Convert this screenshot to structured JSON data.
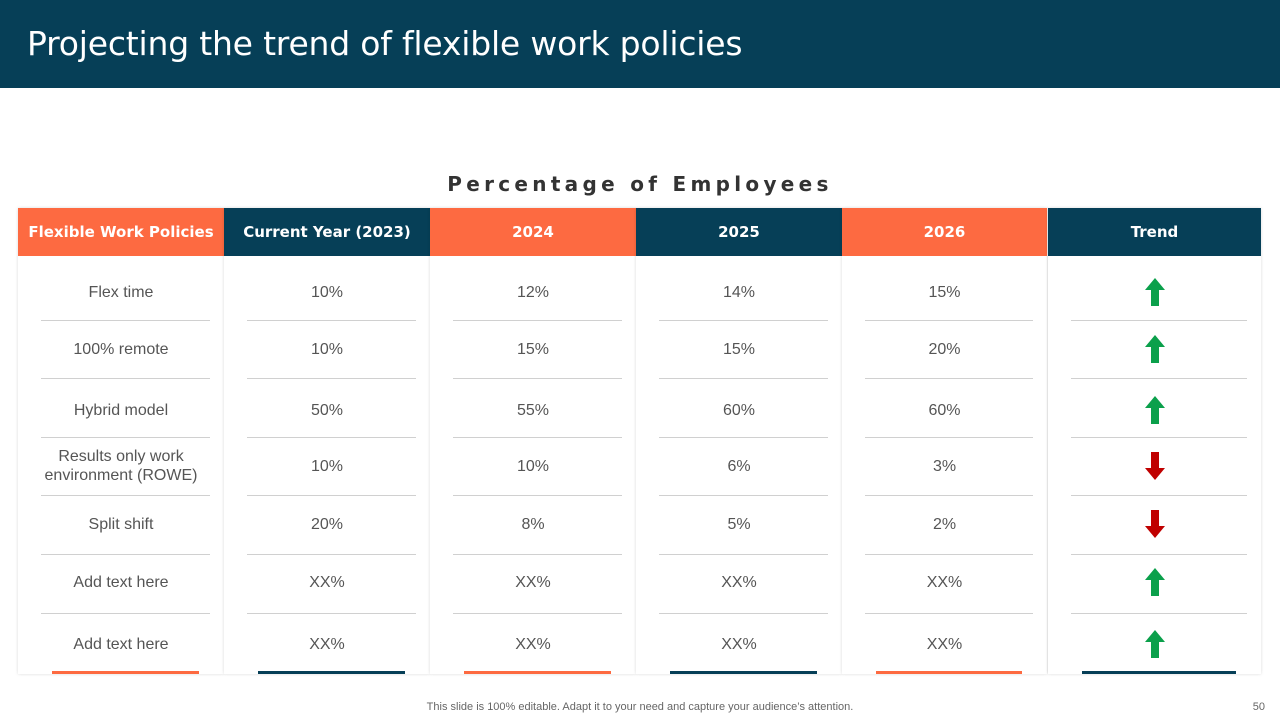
{
  "title": "Projecting the trend of flexible work policies",
  "subtitle": "Percentage of Employees",
  "columns": [
    {
      "header": "Flexible Work Policies",
      "type": "label",
      "color": "orange"
    },
    {
      "header": "Current Year (2023)",
      "type": "value",
      "color": "navy"
    },
    {
      "header": "2024",
      "type": "value",
      "color": "orange"
    },
    {
      "header": "2025",
      "type": "value",
      "color": "navy"
    },
    {
      "header": "2026",
      "type": "value",
      "color": "orange"
    },
    {
      "header": "Trend",
      "type": "trend",
      "color": "navy"
    }
  ],
  "rows": [
    {
      "policy": "Flex time",
      "values": [
        "10%",
        "12%",
        "14%",
        "15%"
      ],
      "trend": "up"
    },
    {
      "policy": "100% remote",
      "values": [
        "10%",
        "15%",
        "15%",
        "20%"
      ],
      "trend": "up"
    },
    {
      "policy": "Hybrid model",
      "values": [
        "50%",
        "55%",
        "60%",
        "60%"
      ],
      "trend": "up"
    },
    {
      "policy": "Results only work environment  (ROWE)",
      "values": [
        "10%",
        "10%",
        "6%",
        "3%"
      ],
      "trend": "down"
    },
    {
      "policy": "Split shift",
      "values": [
        "20%",
        "8%",
        "5%",
        "2%"
      ],
      "trend": "down"
    },
    {
      "policy": "Add text here",
      "values": [
        "XX%",
        "XX%",
        "XX%",
        "XX%"
      ],
      "trend": "up"
    },
    {
      "policy": "Add text here",
      "values": [
        "XX%",
        "XX%",
        "XX%",
        "XX%"
      ],
      "trend": "up"
    }
  ],
  "trend_icons": {
    "up": "arrow-up-icon",
    "down": "arrow-down-icon"
  },
  "colors": {
    "orange": "#FD6A41",
    "navy": "#063F57",
    "up": "#0BA04B",
    "down": "#C00000"
  },
  "footer": "This slide is 100% editable. Adapt it to your need and capture your audience’s attention.",
  "page_number": "50"
}
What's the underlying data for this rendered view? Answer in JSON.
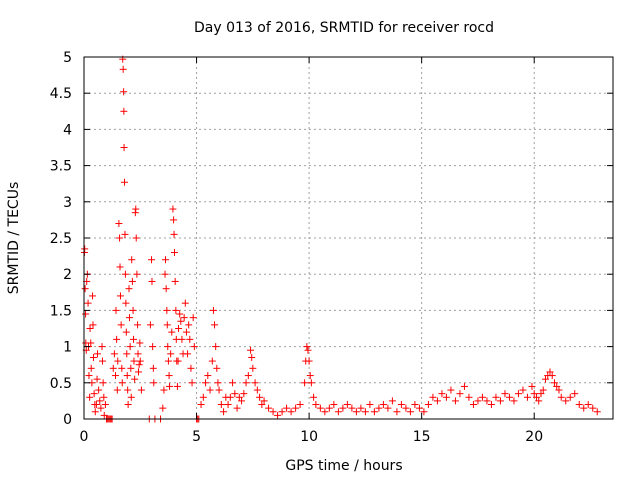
{
  "chart_data": {
    "type": "scatter",
    "title": "Day 013 of 2016, SRMTID for receiver rocd",
    "xlabel": "GPS time / hours",
    "ylabel": "SRMTID / TECUs",
    "xlim": [
      0,
      23.5
    ],
    "ylim": [
      0,
      5
    ],
    "x_ticks": [
      0,
      5,
      10,
      15,
      20
    ],
    "x_tick_labels": [
      "0",
      "5",
      "10",
      "15",
      "20"
    ],
    "y_ticks": [
      0,
      0.5,
      1,
      1.5,
      2,
      2.5,
      3,
      3.5,
      4,
      4.5,
      5
    ],
    "y_tick_labels": [
      "0",
      "0.5",
      "1",
      "1.5",
      "2",
      "2.5",
      "3",
      "3.5",
      "4",
      "4.5",
      "5"
    ],
    "grid": true,
    "marker": "+",
    "series": [
      {
        "name": "SRMTID",
        "color": "#ff0000",
        "points": [
          [
            0.02,
            2.3
          ],
          [
            0.03,
            2.35
          ],
          [
            0.05,
            1.8
          ],
          [
            0.07,
            1.45
          ],
          [
            0.08,
            1.05
          ],
          [
            0.1,
            0.95
          ],
          [
            0.12,
            1.9
          ],
          [
            0.15,
            2.0
          ],
          [
            0.18,
            1.6
          ],
          [
            0.2,
            1.0
          ],
          [
            0.22,
            0.6
          ],
          [
            0.25,
            0.3
          ],
          [
            0.27,
            1.25
          ],
          [
            0.3,
            1.05
          ],
          [
            0.32,
            0.7
          ],
          [
            0.35,
            0.5
          ],
          [
            0.38,
            1.7
          ],
          [
            0.4,
            1.3
          ],
          [
            0.42,
            0.85
          ],
          [
            0.45,
            0.35
          ],
          [
            0.48,
            0.2
          ],
          [
            0.5,
            0.1
          ],
          [
            0.55,
            0.2
          ],
          [
            0.58,
            0.55
          ],
          [
            0.6,
            0.9
          ],
          [
            0.65,
            0.4
          ],
          [
            0.7,
            0.25
          ],
          [
            0.75,
            0.15
          ],
          [
            0.8,
            1.0
          ],
          [
            0.82,
            0.8
          ],
          [
            0.85,
            0.5
          ],
          [
            0.88,
            0.3
          ],
          [
            0.9,
            0.05
          ],
          [
            0.95,
            0.2
          ],
          [
            1.0,
            0.0
          ],
          [
            1.05,
            0.0
          ],
          [
            1.1,
            0.0
          ],
          [
            1.15,
            0.0
          ],
          [
            1.2,
            0.0
          ],
          [
            1.25,
            0.0
          ],
          [
            1.3,
            0.7
          ],
          [
            1.35,
            0.9
          ],
          [
            1.4,
            0.6
          ],
          [
            1.42,
            1.5
          ],
          [
            1.45,
            1.1
          ],
          [
            1.48,
            0.4
          ],
          [
            1.5,
            0.8
          ],
          [
            1.55,
            2.7
          ],
          [
            1.58,
            2.5
          ],
          [
            1.6,
            2.1
          ],
          [
            1.62,
            1.7
          ],
          [
            1.65,
            1.3
          ],
          [
            1.68,
            0.7
          ],
          [
            1.7,
            0.5
          ],
          [
            1.72,
            4.97
          ],
          [
            1.74,
            4.83
          ],
          [
            1.76,
            4.52
          ],
          [
            1.77,
            4.25
          ],
          [
            1.78,
            3.75
          ],
          [
            1.8,
            3.27
          ],
          [
            1.82,
            2.55
          ],
          [
            1.84,
            2.0
          ],
          [
            1.86,
            1.6
          ],
          [
            1.88,
            1.2
          ],
          [
            1.9,
            0.9
          ],
          [
            1.92,
            0.6
          ],
          [
            1.94,
            0.4
          ],
          [
            1.96,
            0.2
          ],
          [
            2.0,
            1.8
          ],
          [
            2.02,
            1.4
          ],
          [
            2.05,
            1.0
          ],
          [
            2.08,
            0.7
          ],
          [
            2.1,
            0.3
          ],
          [
            2.12,
            2.2
          ],
          [
            2.15,
            1.9
          ],
          [
            2.18,
            1.5
          ],
          [
            2.2,
            1.1
          ],
          [
            2.22,
            0.8
          ],
          [
            2.25,
            0.55
          ],
          [
            2.28,
            2.85
          ],
          [
            2.3,
            2.9
          ],
          [
            2.32,
            2.5
          ],
          [
            2.35,
            2.0
          ],
          [
            2.38,
            1.3
          ],
          [
            2.4,
            0.9
          ],
          [
            2.42,
            0.65
          ],
          [
            2.45,
            0.75
          ],
          [
            2.48,
            1.05
          ],
          [
            2.5,
            0.8
          ],
          [
            2.55,
            0.4
          ],
          [
            2.9,
            0.0
          ],
          [
            2.95,
            1.3
          ],
          [
            3.0,
            2.2
          ],
          [
            3.02,
            1.9
          ],
          [
            3.05,
            1.0
          ],
          [
            3.08,
            0.7
          ],
          [
            3.1,
            0.5
          ],
          [
            3.15,
            0.0
          ],
          [
            3.4,
            0.0
          ],
          [
            3.5,
            0.15
          ],
          [
            3.55,
            0.4
          ],
          [
            3.6,
            2.0
          ],
          [
            3.62,
            2.2
          ],
          [
            3.65,
            1.8
          ],
          [
            3.68,
            1.5
          ],
          [
            3.7,
            1.3
          ],
          [
            3.72,
            1.0
          ],
          [
            3.75,
            0.8
          ],
          [
            3.78,
            0.6
          ],
          [
            3.8,
            0.45
          ],
          [
            3.85,
            0.9
          ],
          [
            3.9,
            1.2
          ],
          [
            3.95,
            2.9
          ],
          [
            3.98,
            2.75
          ],
          [
            4.0,
            2.55
          ],
          [
            4.02,
            2.3
          ],
          [
            4.05,
            1.9
          ],
          [
            4.08,
            1.5
          ],
          [
            4.1,
            1.1
          ],
          [
            4.12,
            0.8
          ],
          [
            4.15,
            0.45
          ],
          [
            4.18,
            0.8
          ],
          [
            4.2,
            1.25
          ],
          [
            4.25,
            1.45
          ],
          [
            4.3,
            1.35
          ],
          [
            4.35,
            1.1
          ],
          [
            4.4,
            0.9
          ],
          [
            4.45,
            1.4
          ],
          [
            4.5,
            1.6
          ],
          [
            4.55,
            1.2
          ],
          [
            4.6,
            0.9
          ],
          [
            4.65,
            1.3
          ],
          [
            4.7,
            1.1
          ],
          [
            4.75,
            0.7
          ],
          [
            4.8,
            0.5
          ],
          [
            4.85,
            1.4
          ],
          [
            4.9,
            1.0
          ],
          [
            5.0,
            0.0
          ],
          [
            5.05,
            0.0
          ],
          [
            5.1,
            0.0
          ],
          [
            5.2,
            0.2
          ],
          [
            5.3,
            0.3
          ],
          [
            5.4,
            0.5
          ],
          [
            5.5,
            0.6
          ],
          [
            5.6,
            0.4
          ],
          [
            5.7,
            0.8
          ],
          [
            5.75,
            1.5
          ],
          [
            5.8,
            1.3
          ],
          [
            5.85,
            1.0
          ],
          [
            5.9,
            0.7
          ],
          [
            5.95,
            0.5
          ],
          [
            6.0,
            0.4
          ],
          [
            6.1,
            0.2
          ],
          [
            6.2,
            0.1
          ],
          [
            6.3,
            0.3
          ],
          [
            6.4,
            0.2
          ],
          [
            6.5,
            0.3
          ],
          [
            6.6,
            0.5
          ],
          [
            6.7,
            0.35
          ],
          [
            6.8,
            0.15
          ],
          [
            6.9,
            0.3
          ],
          [
            7.0,
            0.25
          ],
          [
            7.1,
            0.35
          ],
          [
            7.2,
            0.5
          ],
          [
            7.3,
            0.6
          ],
          [
            7.4,
            0.95
          ],
          [
            7.45,
            0.85
          ],
          [
            7.5,
            0.7
          ],
          [
            7.6,
            0.5
          ],
          [
            7.7,
            0.4
          ],
          [
            7.8,
            0.3
          ],
          [
            7.9,
            0.2
          ],
          [
            8.0,
            0.25
          ],
          [
            8.2,
            0.15
          ],
          [
            8.4,
            0.1
          ],
          [
            8.6,
            0.05
          ],
          [
            8.8,
            0.1
          ],
          [
            9.0,
            0.15
          ],
          [
            9.2,
            0.1
          ],
          [
            9.4,
            0.15
          ],
          [
            9.6,
            0.2
          ],
          [
            9.8,
            0.5
          ],
          [
            9.85,
            0.8
          ],
          [
            9.9,
            1.0
          ],
          [
            9.95,
            0.95
          ],
          [
            10.0,
            0.8
          ],
          [
            10.05,
            0.6
          ],
          [
            10.1,
            0.5
          ],
          [
            10.2,
            0.3
          ],
          [
            10.3,
            0.2
          ],
          [
            10.5,
            0.15
          ],
          [
            10.7,
            0.1
          ],
          [
            10.9,
            0.15
          ],
          [
            11.1,
            0.2
          ],
          [
            11.3,
            0.1
          ],
          [
            11.5,
            0.15
          ],
          [
            11.7,
            0.2
          ],
          [
            11.9,
            0.15
          ],
          [
            12.1,
            0.1
          ],
          [
            12.3,
            0.15
          ],
          [
            12.5,
            0.1
          ],
          [
            12.7,
            0.2
          ],
          [
            12.9,
            0.1
          ],
          [
            13.1,
            0.15
          ],
          [
            13.3,
            0.2
          ],
          [
            13.5,
            0.15
          ],
          [
            13.7,
            0.25
          ],
          [
            13.9,
            0.1
          ],
          [
            14.1,
            0.2
          ],
          [
            14.3,
            0.15
          ],
          [
            14.5,
            0.1
          ],
          [
            14.7,
            0.2
          ],
          [
            14.9,
            0.15
          ],
          [
            15.1,
            0.1
          ],
          [
            15.3,
            0.2
          ],
          [
            15.5,
            0.3
          ],
          [
            15.7,
            0.25
          ],
          [
            15.9,
            0.35
          ],
          [
            16.1,
            0.3
          ],
          [
            16.3,
            0.4
          ],
          [
            16.5,
            0.25
          ],
          [
            16.7,
            0.35
          ],
          [
            16.9,
            0.45
          ],
          [
            17.1,
            0.3
          ],
          [
            17.3,
            0.2
          ],
          [
            17.5,
            0.25
          ],
          [
            17.7,
            0.3
          ],
          [
            17.9,
            0.25
          ],
          [
            18.1,
            0.2
          ],
          [
            18.3,
            0.3
          ],
          [
            18.5,
            0.25
          ],
          [
            18.7,
            0.35
          ],
          [
            18.9,
            0.3
          ],
          [
            19.1,
            0.25
          ],
          [
            19.3,
            0.35
          ],
          [
            19.5,
            0.4
          ],
          [
            19.7,
            0.3
          ],
          [
            19.9,
            0.45
          ],
          [
            20.0,
            0.35
          ],
          [
            20.1,
            0.3
          ],
          [
            20.2,
            0.25
          ],
          [
            20.3,
            0.35
          ],
          [
            20.4,
            0.4
          ],
          [
            20.5,
            0.55
          ],
          [
            20.6,
            0.6
          ],
          [
            20.7,
            0.65
          ],
          [
            20.8,
            0.6
          ],
          [
            20.9,
            0.5
          ],
          [
            21.0,
            0.45
          ],
          [
            21.1,
            0.4
          ],
          [
            21.2,
            0.3
          ],
          [
            21.4,
            0.25
          ],
          [
            21.6,
            0.3
          ],
          [
            21.8,
            0.35
          ],
          [
            22.0,
            0.2
          ],
          [
            22.2,
            0.15
          ],
          [
            22.4,
            0.2
          ],
          [
            22.6,
            0.15
          ],
          [
            22.8,
            0.1
          ]
        ]
      }
    ]
  }
}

###

> **EXERCISE**: Count the lines of the listing above that include the word "JSON" and state the total with nothing else.

> **REPLY TO THE EXERCISE**: 2